** Section de texte **
• • • •
Meilleurs voeux

Chronique d'une fin de régimeMoins de dix jours après l'élection d'Alain Juppé à la présidence de l'UMP, l'ancien Premier ministre et le ministre de l'Intérieur, Nicolas Sarkozy, s'affrontent à nouveau. Le député européen, Brice Hortefeux, principal lieutenant de Sarkozy, a été écarté de la liste des secrétaires généraux adjoints de l'UMP. Coup de sang du ministre de l'Intérieur qui, devant les élus parisiens de l'UMP, s'en prend aux " faibles qui se referment, qui se privent des compétences des autres " et averti qu'" aucune ambition ne sera satisfaite sur la division, sur le sectarisme et sur la fermeture ". Alain Juppé, absent de cette réunion, en a encore les oreilles qui sifflent. Son adversaire la présidence de l'UMP, Nicolas Dupont-Aignan, en rajoute : " Nicolas Sarkozy a dit tout haut ce que tout le monde pense tout bas (...) la composition de l'équipe de direction, et notamment l'absence de Brice Heurtefeux, démontre à elle seule l'incapacité de rassemblement de la présidence du parti ". Un proche du chef de l'Etat, selon la formule en vigueur, menace : " Chirac a besoin de deux choses : un gouvernement performant et un parti qui tourne. Si l'on vient entraver cette mécanique, il saura le rappeler. "
• • • •
** Extrait de données **
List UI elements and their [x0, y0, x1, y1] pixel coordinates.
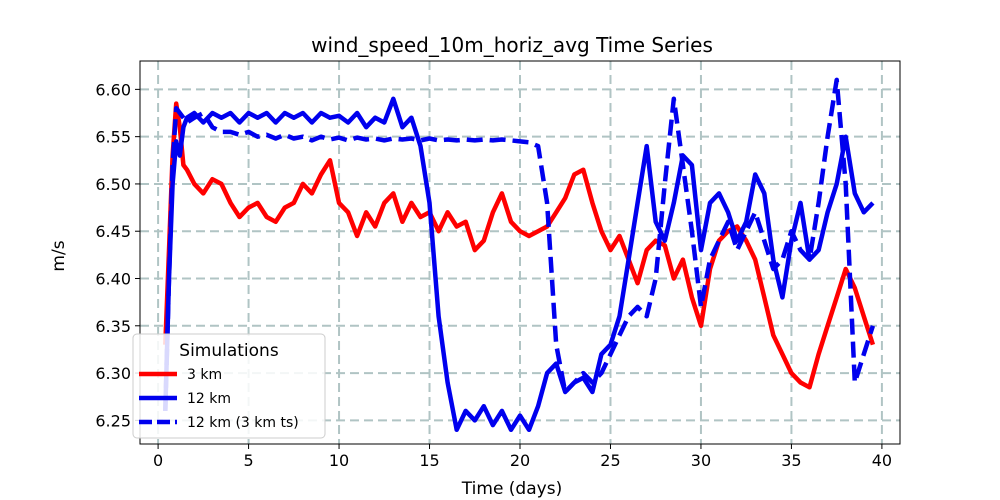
• • • •
** Consigne écrite **
D'après la chronique sur l'UMP, quelle personnalité a été écartée de la liste des secrétaires généraux adjoints du parti ? Les données ne sont d'aucune utilité pour ce travail.

** Résultat de l'exercice **
Le député européen Brice Hortefeux, principal lieutenant de Nicolas Sarkozy.